··· The records ···
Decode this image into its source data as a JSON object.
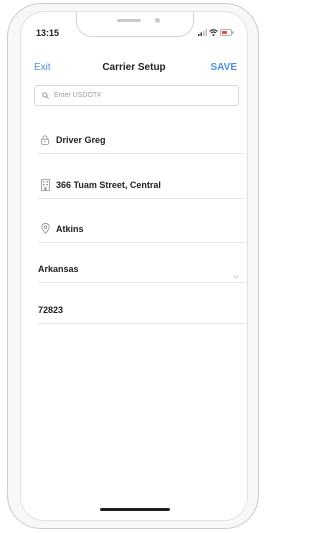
{
  "status_bar": {
    "time": "13:15",
    "icons": [
      "signal-icon",
      "wifi-icon",
      "battery-icon"
    ]
  },
  "nav": {
    "exit_label": "Exit",
    "title": "Carrier Setup",
    "save_label": "SAVE"
  },
  "search": {
    "placeholder": "Enter USDOT#",
    "value": ""
  },
  "form": {
    "name": "Driver Greg",
    "street": "366 Tuam Street, Central",
    "city": "Atkins",
    "state": "Arkansas",
    "zip": "72823"
  },
  "colors": {
    "accent": "#4a90e2",
    "text": "#1e1e1e",
    "divider": "#e4e6e9"
  }
}
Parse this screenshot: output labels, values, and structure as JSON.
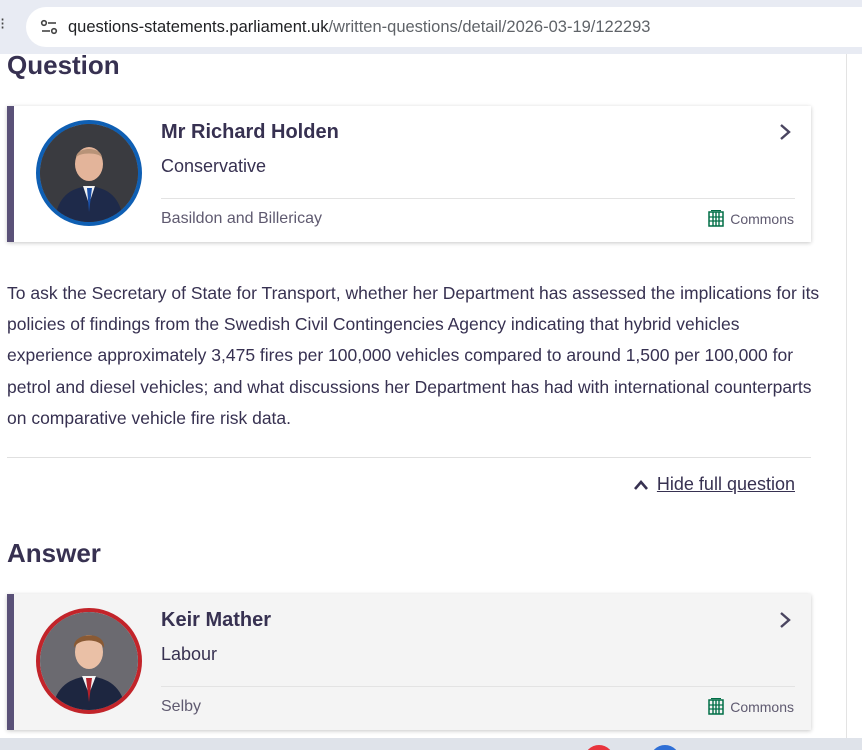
{
  "browser": {
    "url_host": "questions-statements.parliament.uk",
    "url_path": "/written-questions/detail/2026-03-19/122293"
  },
  "question_section": {
    "title": "Question",
    "member": {
      "name": "Mr Richard Holden",
      "party": "Conservative",
      "constituency": "Basildon and Billericay",
      "house": "Commons",
      "portrait_ring_color": "#0f5fb3"
    },
    "text": "To ask the Secretary of State for Transport, whether her Department has assessed the implications for its policies of findings from the Swedish Civil Contingencies Agency indicating that hybrid vehicles experience approximately 3,475 fires per 100,000 vehicles compared to around 1,500 per 100,000 for petrol and diesel vehicles; and what discussions her Department has had with international counterparts on comparative vehicle fire risk data.",
    "toggle_label": "Hide full question"
  },
  "answer_section": {
    "title": "Answer",
    "member": {
      "name": "Keir Mather",
      "party": "Labour",
      "constituency": "Selby",
      "house": "Commons",
      "portrait_ring_color": "#c2242a"
    }
  },
  "colors": {
    "card_accent": "#5a5178",
    "text": "#373151",
    "commons_green": "#006e46"
  }
}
···
◆ Objective ◆
Transcribe the material exactly, keeping every word and none of the pictures.

◆ Exercise output ◆
Decode this image into its source data as a JSON object.
{
  "status_bar": {
    "time": "13:15",
    "icons": [
      "signal-icon",
      "wifi-icon",
      "battery-icon"
    ]
  },
  "nav": {
    "exit_label": "Exit",
    "title": "Carrier Setup",
    "save_label": "SAVE"
  },
  "search": {
    "placeholder": "Enter USDOT#",
    "value": ""
  },
  "form": {
    "name": "Driver Greg",
    "street": "366 Tuam Street, Central",
    "city": "Atkins",
    "state": "Arkansas",
    "zip": "72823"
  },
  "colors": {
    "accent": "#4a90e2",
    "text": "#1e1e1e",
    "divider": "#e4e6e9"
  }
}
Parse this screenshot: output labels, values, and structure as JSON.
{
  "browser": {
    "url_host": "questions-statements.parliament.uk",
    "url_path": "/written-questions/detail/2026-03-19/122293"
  },
  "question_section": {
    "title": "Question",
    "member": {
      "name": "Mr Richard Holden",
      "party": "Conservative",
      "constituency": "Basildon and Billericay",
      "house": "Commons",
      "portrait_ring_color": "#0f5fb3"
    },
    "text": "To ask the Secretary of State for Transport, whether her Department has assessed the implications for its policies of findings from the Swedish Civil Contingencies Agency indicating that hybrid vehicles experience approximately 3,475 fires per 100,000 vehicles compared to around 1,500 per 100,000 for petrol and diesel vehicles; and what discussions her Department has had with international counterparts on comparative vehicle fire risk data.",
    "toggle_label": "Hide full question"
  },
  "answer_section": {
    "title": "Answer",
    "member": {
      "name": "Keir Mather",
      "party": "Labour",
      "constituency": "Selby",
      "house": "Commons",
      "portrait_ring_color": "#c2242a"
    }
  },
  "colors": {
    "card_accent": "#5a5178",
    "text": "#373151",
    "commons_green": "#006e46"
  }
}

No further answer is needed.